Exercise: Scan the material for the word "should", and copy each line where it shows up.

Material to process:
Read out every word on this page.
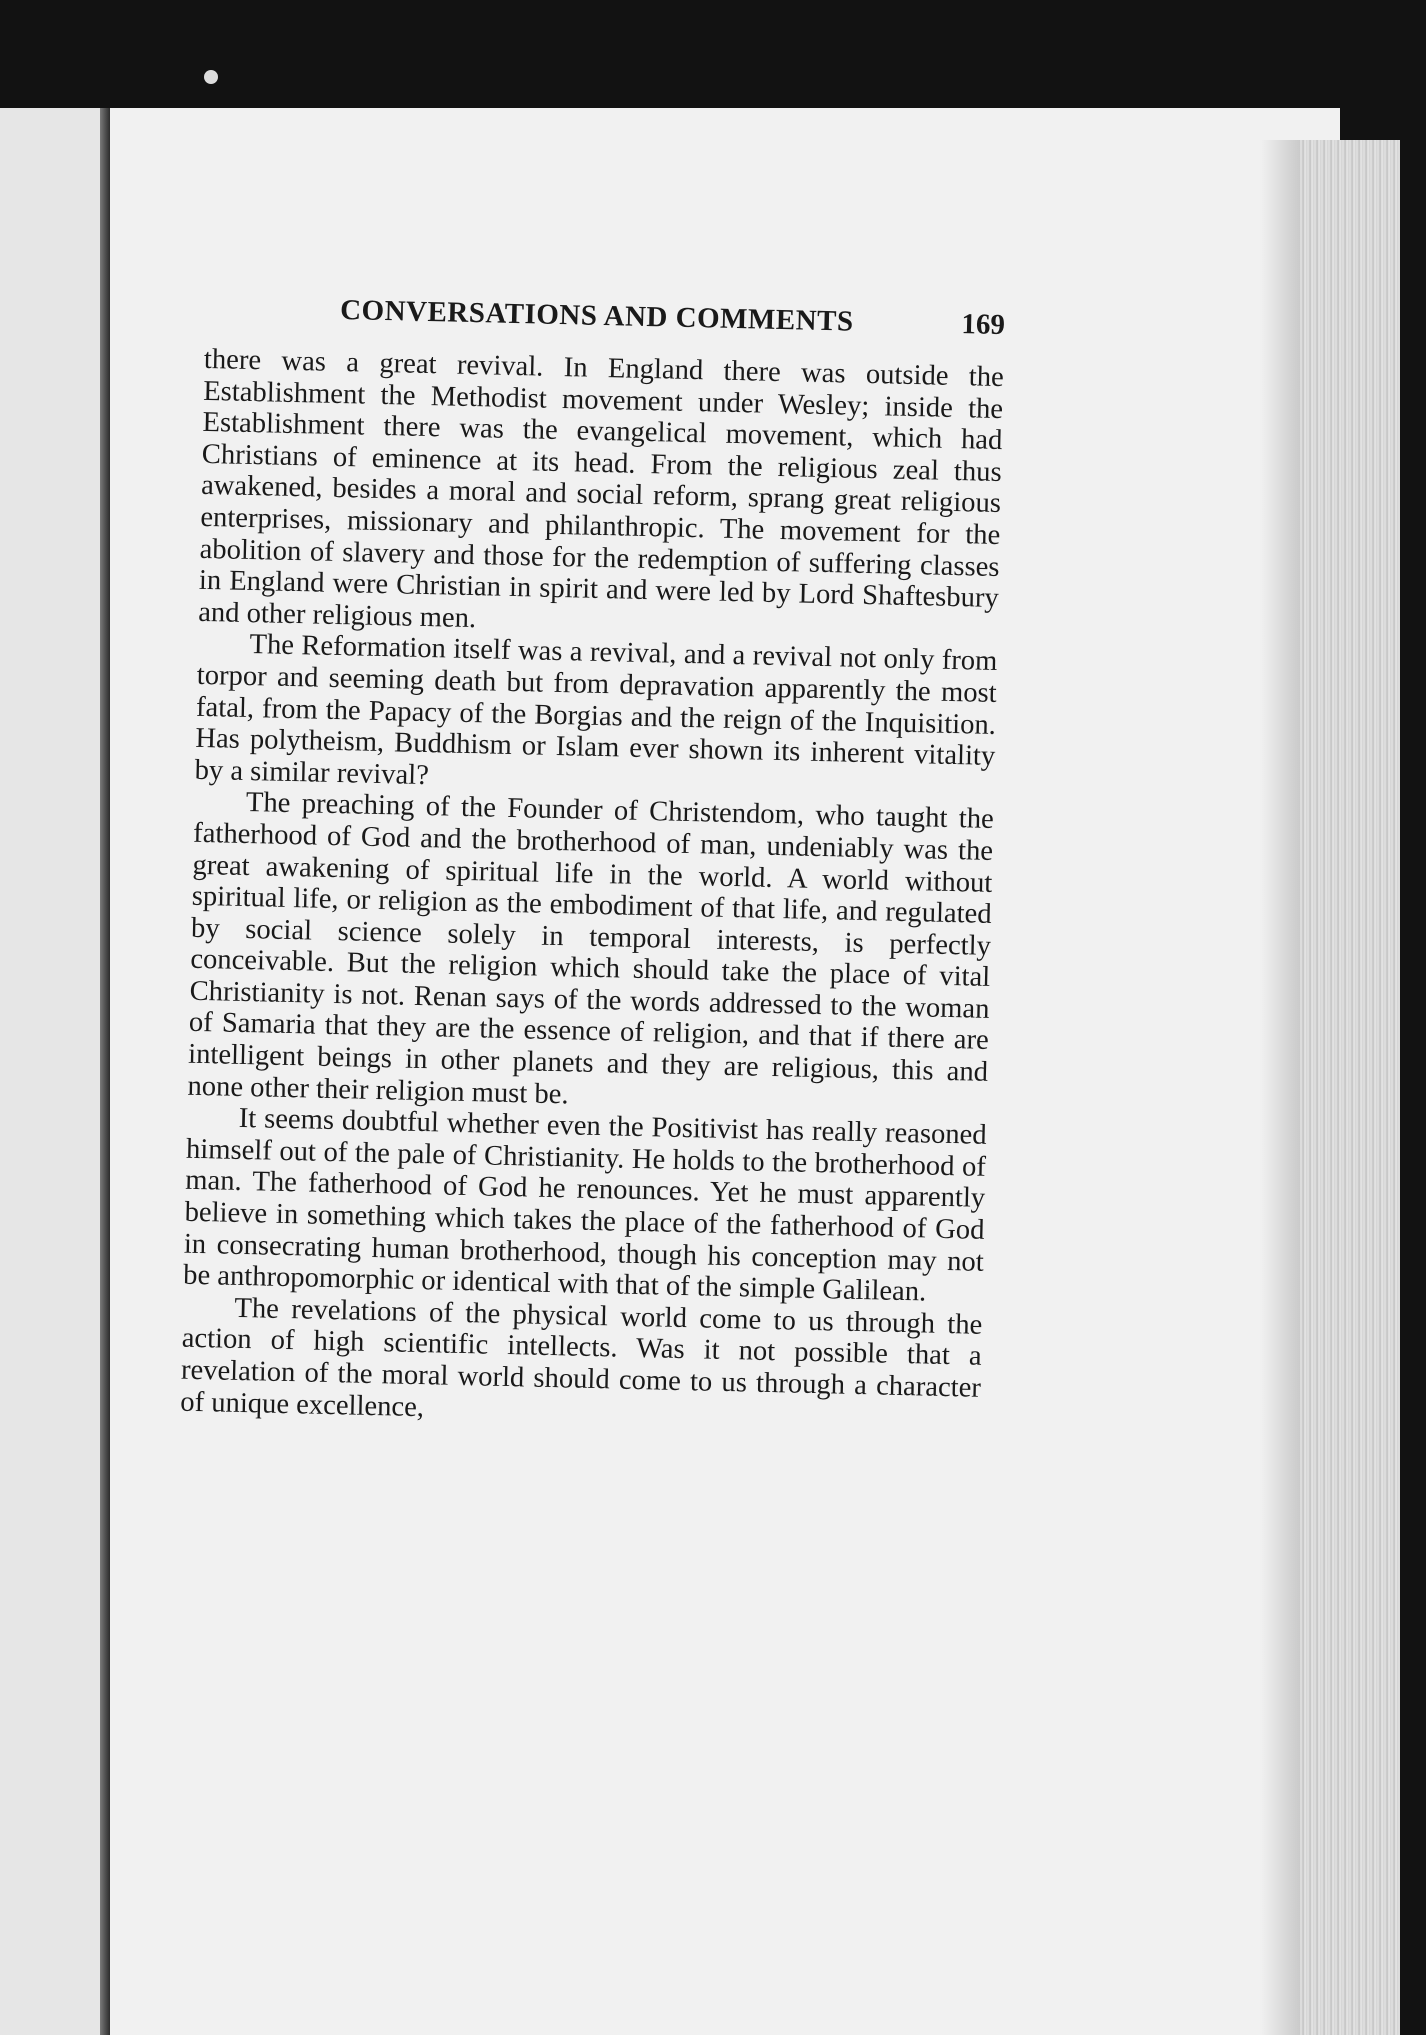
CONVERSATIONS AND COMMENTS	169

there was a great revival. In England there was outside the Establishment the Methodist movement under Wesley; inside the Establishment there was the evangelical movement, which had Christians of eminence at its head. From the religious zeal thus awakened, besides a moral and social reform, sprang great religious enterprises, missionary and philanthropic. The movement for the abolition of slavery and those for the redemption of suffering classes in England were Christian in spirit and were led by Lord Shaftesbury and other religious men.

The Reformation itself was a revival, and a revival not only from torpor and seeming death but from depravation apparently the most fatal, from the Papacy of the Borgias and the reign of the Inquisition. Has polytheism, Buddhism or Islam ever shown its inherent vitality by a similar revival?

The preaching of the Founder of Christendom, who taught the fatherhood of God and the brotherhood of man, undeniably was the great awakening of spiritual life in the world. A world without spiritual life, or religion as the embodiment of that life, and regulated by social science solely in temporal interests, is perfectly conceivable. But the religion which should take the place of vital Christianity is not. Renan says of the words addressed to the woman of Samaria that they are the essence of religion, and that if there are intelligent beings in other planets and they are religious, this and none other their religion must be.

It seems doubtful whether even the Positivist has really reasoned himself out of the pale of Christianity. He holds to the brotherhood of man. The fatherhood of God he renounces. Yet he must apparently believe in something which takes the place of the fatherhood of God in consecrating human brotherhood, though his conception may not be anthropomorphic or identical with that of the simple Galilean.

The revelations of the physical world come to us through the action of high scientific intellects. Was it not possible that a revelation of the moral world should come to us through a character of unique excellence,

Written solution:
The preaching of the Founder of Christendom, who taught the fatherhood of God and the brotherhood of man, undeniably was the great awakening of spiritual life in the world. A world without spiritual life, or religion as the embodiment of that life, and regulated by social science solely in temporal interests, is perfectly conceivable. But the religion which should take the place of vital Christianity is not. Renan says of the words addressed to the woman of Samaria that they are the essence of religion, and that if there are intelligent beings in other planets and they are religious, this and none other their religion must be.
The revelations of the physical world come to us through the action of high scientific intellects. Was it not possible that a revelation of the moral world should come to us through a character of unique excellence,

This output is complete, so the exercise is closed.